**GOAL:** Wherever the word "přepravu" appears in a line, copy that line.

[Items from a data source]
╔══
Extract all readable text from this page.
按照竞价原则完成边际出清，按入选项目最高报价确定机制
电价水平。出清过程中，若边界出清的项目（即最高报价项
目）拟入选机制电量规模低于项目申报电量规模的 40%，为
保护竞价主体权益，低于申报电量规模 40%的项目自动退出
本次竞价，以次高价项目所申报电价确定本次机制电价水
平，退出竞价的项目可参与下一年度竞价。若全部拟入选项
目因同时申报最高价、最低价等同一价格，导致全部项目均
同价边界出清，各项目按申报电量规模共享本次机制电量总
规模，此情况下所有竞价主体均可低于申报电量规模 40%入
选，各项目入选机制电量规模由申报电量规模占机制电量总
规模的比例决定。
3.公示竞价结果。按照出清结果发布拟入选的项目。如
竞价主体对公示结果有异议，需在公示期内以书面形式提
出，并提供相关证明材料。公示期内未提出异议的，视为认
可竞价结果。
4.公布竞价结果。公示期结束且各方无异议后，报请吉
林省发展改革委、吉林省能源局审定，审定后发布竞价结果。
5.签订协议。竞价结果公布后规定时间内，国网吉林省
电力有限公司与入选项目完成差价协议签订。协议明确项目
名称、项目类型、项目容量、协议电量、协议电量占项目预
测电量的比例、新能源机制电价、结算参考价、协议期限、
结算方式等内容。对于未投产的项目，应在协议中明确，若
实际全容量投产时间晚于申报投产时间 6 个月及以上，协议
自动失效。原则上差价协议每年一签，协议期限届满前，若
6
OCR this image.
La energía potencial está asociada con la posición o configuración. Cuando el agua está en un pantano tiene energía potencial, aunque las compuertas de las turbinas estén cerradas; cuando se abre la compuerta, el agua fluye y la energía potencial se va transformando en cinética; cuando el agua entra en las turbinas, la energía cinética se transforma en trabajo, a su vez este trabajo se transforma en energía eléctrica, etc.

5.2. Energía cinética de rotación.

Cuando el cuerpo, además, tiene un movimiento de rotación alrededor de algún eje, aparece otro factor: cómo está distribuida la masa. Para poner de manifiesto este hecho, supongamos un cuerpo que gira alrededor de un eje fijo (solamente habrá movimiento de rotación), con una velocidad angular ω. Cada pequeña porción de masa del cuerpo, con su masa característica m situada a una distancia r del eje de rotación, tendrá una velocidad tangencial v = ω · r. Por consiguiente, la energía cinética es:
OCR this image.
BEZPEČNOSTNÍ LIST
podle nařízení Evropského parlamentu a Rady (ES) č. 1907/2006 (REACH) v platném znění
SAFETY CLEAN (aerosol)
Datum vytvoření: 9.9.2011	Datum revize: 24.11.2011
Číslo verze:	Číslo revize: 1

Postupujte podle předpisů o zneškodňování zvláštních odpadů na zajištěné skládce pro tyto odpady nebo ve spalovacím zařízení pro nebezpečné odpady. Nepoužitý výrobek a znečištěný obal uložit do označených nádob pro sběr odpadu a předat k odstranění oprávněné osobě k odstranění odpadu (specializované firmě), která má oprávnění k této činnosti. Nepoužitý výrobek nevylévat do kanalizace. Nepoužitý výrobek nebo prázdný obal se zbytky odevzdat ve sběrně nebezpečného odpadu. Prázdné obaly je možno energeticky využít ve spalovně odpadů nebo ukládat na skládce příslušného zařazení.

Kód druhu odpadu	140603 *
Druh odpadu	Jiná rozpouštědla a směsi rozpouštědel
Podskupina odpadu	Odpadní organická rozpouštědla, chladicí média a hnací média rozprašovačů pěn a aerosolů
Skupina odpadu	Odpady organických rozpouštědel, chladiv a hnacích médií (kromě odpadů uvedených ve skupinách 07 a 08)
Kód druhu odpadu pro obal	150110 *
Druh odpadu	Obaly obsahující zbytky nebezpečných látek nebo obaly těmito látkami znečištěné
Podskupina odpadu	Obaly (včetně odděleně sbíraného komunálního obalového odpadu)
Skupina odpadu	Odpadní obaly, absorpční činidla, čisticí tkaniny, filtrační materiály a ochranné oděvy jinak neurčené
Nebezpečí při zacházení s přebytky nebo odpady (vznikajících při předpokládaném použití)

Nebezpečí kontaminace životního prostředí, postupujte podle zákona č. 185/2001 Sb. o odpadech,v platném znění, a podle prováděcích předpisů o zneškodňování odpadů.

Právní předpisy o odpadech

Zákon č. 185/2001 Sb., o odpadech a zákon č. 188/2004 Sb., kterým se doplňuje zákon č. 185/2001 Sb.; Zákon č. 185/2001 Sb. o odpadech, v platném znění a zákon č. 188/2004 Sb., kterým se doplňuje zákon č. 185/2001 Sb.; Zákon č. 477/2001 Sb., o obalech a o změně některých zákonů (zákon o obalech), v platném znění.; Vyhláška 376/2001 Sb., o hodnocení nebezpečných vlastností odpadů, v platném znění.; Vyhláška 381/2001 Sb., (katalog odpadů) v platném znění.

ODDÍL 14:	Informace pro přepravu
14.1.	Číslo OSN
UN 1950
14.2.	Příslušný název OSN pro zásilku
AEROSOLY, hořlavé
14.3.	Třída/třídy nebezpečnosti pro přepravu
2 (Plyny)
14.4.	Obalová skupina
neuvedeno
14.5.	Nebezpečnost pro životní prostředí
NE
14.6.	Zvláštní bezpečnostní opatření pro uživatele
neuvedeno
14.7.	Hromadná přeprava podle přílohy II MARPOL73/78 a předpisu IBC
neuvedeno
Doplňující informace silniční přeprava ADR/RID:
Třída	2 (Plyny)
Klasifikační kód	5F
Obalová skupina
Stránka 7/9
╚══
**EXERCISE ANSWER:**
ODDÍL 14:	Informace pro přepravu
14.3.	Třída/třídy nebezpečnosti pro přepravu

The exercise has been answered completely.